Among the entries below, find the lines with "title" and copy them.

▬▬▬▬▬▬

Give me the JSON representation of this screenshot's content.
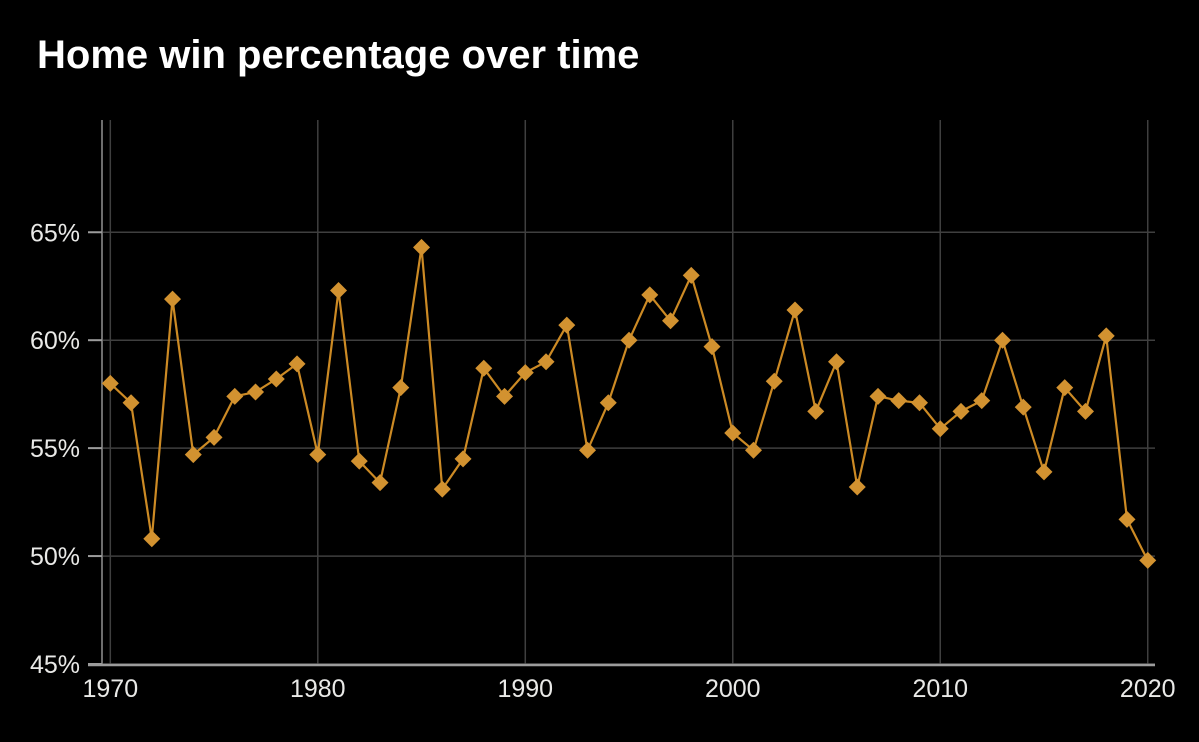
{
  "title": "Home win percentage over time",
  "colors": {
    "background": "#000000",
    "title": "#ffffff",
    "line": "#cc8a24",
    "marker": "#d29230",
    "grid": "#3f3f3f",
    "axis": "#9c9c9c",
    "spine": "#6e6e6e",
    "tick_label": "#e9e9e7"
  },
  "chart_data": {
    "type": "line",
    "title": "Home win percentage over time",
    "series_name": "Home win percentage",
    "marker": "diamond",
    "grid": true,
    "legend": false,
    "xlabel": "",
    "ylabel": "",
    "x_ticks": [
      1970,
      1980,
      1990,
      2000,
      2010,
      2020
    ],
    "y_ticks": [
      45,
      50,
      55,
      60,
      65
    ],
    "y_tick_suffix": "%",
    "xlim": [
      1969.6,
      2020.35
    ],
    "ylim": [
      45,
      70.2
    ],
    "x": [
      1970,
      1971,
      1972,
      1973,
      1974,
      1975,
      1976,
      1977,
      1978,
      1979,
      1980,
      1981,
      1982,
      1983,
      1984,
      1985,
      1986,
      1987,
      1988,
      1989,
      1990,
      1991,
      1992,
      1993,
      1994,
      1995,
      1996,
      1997,
      1998,
      1999,
      2000,
      2001,
      2002,
      2003,
      2004,
      2005,
      2006,
      2007,
      2008,
      2009,
      2010,
      2011,
      2012,
      2013,
      2014,
      2015,
      2016,
      2017,
      2018,
      2019,
      2020
    ],
    "values": [
      58.0,
      57.1,
      50.8,
      61.9,
      54.7,
      55.5,
      57.4,
      57.6,
      58.2,
      58.9,
      54.7,
      62.3,
      54.4,
      53.4,
      57.8,
      64.3,
      53.1,
      54.5,
      58.7,
      57.4,
      58.5,
      59.0,
      60.7,
      54.9,
      57.1,
      60.0,
      62.1,
      60.9,
      63.0,
      59.7,
      55.7,
      54.9,
      58.1,
      61.4,
      56.7,
      59.0,
      53.2,
      57.4,
      57.2,
      57.1,
      55.9,
      56.7,
      57.2,
      60.0,
      56.9,
      53.9,
      57.8,
      56.7,
      60.2,
      51.7,
      49.8
    ]
  }
}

▬▬▬▬▬▬

* Full solution
  "title": "Home win percentage over time",
    "title": "#ffffff",
    "title": "Home win percentage over time",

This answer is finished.